Extracted data:
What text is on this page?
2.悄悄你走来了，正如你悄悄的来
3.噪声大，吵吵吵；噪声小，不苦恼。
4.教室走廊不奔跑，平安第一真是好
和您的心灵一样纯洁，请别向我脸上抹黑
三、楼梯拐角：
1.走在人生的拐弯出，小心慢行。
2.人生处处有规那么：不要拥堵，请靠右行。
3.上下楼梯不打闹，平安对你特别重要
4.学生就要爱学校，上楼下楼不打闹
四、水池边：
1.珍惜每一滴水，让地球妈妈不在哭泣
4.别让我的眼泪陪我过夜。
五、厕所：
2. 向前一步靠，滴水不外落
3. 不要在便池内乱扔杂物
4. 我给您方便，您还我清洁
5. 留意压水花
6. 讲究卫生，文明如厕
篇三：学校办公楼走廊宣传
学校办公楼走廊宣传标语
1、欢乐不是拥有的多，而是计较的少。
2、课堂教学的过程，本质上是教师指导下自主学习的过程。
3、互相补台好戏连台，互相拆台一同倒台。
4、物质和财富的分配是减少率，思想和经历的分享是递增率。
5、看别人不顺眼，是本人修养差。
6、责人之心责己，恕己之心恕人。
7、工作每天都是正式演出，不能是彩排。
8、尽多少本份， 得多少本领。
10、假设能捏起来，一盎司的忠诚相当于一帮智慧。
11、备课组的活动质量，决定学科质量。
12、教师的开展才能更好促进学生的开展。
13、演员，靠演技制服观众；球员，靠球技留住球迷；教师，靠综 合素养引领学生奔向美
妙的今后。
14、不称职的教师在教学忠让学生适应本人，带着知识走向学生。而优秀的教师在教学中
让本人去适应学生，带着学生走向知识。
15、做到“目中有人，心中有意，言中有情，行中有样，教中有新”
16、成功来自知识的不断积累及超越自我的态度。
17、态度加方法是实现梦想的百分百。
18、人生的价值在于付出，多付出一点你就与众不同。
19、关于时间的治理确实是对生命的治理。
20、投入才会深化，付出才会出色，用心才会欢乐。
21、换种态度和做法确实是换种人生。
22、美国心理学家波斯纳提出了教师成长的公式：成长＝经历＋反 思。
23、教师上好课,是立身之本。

Aim:
Copy every record exactly as presented.

Exercise solution:
What text is on this page?
2.悄悄你走来了，正如你悄悄的来
3.噪声大，吵吵吵；噪声小，不苦恼。
4.教室走廊不奔跑，平安第一真是好
和您的心灵一样纯洁，请别向我脸上抹黑
三、楼梯拐角：
1.走在人生的拐弯出，小心慢行。
2.人生处处有规那么：不要拥堵，请靠右行。
3.上下楼梯不打闹，平安对你特别重要
4.学生就要爱学校，上楼下楼不打闹
四、水池边：
1.珍惜每一滴水，让地球妈妈不在哭泣
4.别让我的眼泪陪我过夜。
五、厕所：
2. 向前一步靠，滴水不外落
3. 不要在便池内乱扔杂物
4. 我给您方便，您还我清洁
5. 留意压水花
6. 讲究卫生，文明如厕
篇三：学校办公楼走廊宣传
学校办公楼走廊宣传标语
1、欢乐不是拥有的多，而是计较的少。
2、课堂教学的过程，本质上是教师指导下自主学习的过程。
3、互相补台好戏连台，互相拆台一同倒台。
4、物质和财富的分配是减少率，思想和经历的分享是递增率。
5、看别人不顺眼，是本人修养差。
6、责人之心责己，恕己之心恕人。
7、工作每天都是正式演出，不能是彩排。
8、尽多少本份， 得多少本领。
10、假设能捏起来，一盎司的忠诚相当于一帮智慧。
11、备课组的活动质量，决定学科质量。
12、教师的开展才能更好促进学生的开展。
13、演员，靠演技制服观众；球员，靠球技留住球迷；教师，靠综 合素养引领学生奔向美
妙的今后。
14、不称职的教师在教学忠让学生适应本人，带着知识走向学生。而优秀的教师在教学中
让本人去适应学生，带着学生走向知识。
15、做到“目中有人，心中有意，言中有情，行中有样，教中有新”
16、成功来自知识的不断积累及超越自我的态度。
17、态度加方法是实现梦想的百分百。
18、人生的价值在于付出，多付出一点你就与众不同。
19、关于时间的治理确实是对生命的治理。
20、投入才会深化，付出才会出色，用心才会欢乐。
21、换种态度和做法确实是换种人生。
22、美国心理学家波斯纳提出了教师成长的公式：成长＝经历＋反 思。
23、教师上好课,是立身之本。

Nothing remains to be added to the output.